Information provided:
:::
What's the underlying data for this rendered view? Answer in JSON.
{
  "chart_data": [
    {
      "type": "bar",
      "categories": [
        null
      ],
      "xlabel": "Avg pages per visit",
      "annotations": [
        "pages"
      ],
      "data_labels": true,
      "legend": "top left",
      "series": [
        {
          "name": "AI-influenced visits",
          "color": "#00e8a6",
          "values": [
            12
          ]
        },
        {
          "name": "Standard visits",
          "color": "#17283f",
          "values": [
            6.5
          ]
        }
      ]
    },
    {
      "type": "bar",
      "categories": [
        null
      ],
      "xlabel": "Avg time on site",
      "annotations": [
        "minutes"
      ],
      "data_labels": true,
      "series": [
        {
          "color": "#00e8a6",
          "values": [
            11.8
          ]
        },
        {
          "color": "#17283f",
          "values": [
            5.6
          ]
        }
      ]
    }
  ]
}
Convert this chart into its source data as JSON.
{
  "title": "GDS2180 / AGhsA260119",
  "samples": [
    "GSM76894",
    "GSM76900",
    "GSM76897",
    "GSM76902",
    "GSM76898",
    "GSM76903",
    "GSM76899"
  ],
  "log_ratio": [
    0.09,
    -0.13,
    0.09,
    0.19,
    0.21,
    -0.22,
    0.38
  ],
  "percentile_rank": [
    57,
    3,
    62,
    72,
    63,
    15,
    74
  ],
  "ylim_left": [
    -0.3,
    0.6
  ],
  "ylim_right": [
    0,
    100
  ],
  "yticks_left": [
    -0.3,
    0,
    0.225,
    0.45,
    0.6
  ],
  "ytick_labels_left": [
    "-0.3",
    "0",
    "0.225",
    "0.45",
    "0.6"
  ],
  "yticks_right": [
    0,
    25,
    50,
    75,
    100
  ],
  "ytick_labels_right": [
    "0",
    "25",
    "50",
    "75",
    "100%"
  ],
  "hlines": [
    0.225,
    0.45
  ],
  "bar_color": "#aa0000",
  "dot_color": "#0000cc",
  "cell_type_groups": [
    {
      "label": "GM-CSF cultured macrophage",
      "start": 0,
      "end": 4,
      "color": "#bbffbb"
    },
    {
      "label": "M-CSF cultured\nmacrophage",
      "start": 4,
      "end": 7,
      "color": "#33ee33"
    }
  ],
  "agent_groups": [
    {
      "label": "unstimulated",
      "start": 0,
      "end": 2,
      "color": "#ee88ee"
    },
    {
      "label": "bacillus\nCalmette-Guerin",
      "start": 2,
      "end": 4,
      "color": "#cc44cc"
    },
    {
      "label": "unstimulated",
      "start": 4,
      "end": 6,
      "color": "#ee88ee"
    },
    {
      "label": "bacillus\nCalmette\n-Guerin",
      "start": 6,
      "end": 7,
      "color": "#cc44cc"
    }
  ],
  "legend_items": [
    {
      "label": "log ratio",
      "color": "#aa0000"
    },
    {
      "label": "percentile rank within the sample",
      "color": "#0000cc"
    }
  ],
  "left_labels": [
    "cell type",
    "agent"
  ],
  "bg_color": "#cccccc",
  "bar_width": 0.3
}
:::
Task: Pick out each line containing the string "JSON" and copy it.

Solution to this task:
What's the underlying data for this rendered view? Answer in JSON.
Convert this chart into its source data as JSON.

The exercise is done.